--- TASK INPUT ---

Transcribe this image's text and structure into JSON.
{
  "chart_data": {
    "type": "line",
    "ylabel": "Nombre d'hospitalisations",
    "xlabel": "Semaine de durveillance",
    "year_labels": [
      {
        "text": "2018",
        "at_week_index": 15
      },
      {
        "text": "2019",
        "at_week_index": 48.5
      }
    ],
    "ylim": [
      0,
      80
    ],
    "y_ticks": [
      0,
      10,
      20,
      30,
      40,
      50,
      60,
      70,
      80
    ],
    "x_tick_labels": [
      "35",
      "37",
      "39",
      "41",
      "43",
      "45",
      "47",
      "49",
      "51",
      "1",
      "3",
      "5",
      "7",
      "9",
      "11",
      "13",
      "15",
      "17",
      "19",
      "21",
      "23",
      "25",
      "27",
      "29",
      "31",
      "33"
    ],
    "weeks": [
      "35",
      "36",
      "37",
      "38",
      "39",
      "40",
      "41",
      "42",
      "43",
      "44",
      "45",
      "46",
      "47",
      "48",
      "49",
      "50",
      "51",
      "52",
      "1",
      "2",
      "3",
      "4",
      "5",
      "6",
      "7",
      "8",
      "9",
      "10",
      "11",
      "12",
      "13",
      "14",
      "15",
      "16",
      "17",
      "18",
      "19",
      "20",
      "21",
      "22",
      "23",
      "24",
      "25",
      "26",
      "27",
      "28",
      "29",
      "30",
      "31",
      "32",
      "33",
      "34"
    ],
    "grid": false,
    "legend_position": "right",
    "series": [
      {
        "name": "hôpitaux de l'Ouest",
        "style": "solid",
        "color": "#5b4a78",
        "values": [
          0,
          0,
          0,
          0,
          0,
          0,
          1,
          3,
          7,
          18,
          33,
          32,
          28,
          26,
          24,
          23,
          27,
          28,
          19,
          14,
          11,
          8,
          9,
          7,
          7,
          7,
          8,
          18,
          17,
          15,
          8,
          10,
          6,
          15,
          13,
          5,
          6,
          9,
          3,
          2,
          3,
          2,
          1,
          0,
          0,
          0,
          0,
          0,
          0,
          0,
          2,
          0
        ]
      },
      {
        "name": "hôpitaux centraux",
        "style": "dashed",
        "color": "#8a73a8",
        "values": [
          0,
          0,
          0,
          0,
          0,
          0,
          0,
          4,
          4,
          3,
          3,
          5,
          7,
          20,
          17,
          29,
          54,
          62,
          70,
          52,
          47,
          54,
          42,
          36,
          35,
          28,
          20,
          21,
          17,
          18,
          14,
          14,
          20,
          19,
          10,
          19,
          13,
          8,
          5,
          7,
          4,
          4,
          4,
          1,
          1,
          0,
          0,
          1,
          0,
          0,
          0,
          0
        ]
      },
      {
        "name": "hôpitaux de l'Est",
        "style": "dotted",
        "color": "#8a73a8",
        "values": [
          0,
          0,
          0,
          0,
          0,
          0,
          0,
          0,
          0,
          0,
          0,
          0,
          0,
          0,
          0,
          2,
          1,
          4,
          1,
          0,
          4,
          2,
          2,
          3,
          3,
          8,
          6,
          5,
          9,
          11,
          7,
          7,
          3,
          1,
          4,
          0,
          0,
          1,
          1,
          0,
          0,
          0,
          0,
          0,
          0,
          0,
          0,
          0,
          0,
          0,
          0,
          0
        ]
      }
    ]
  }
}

---

> _STATED EXERCISE_
Report only the number of lines in the data above that contain "name".

> _EXERCISE OUTPUT_
3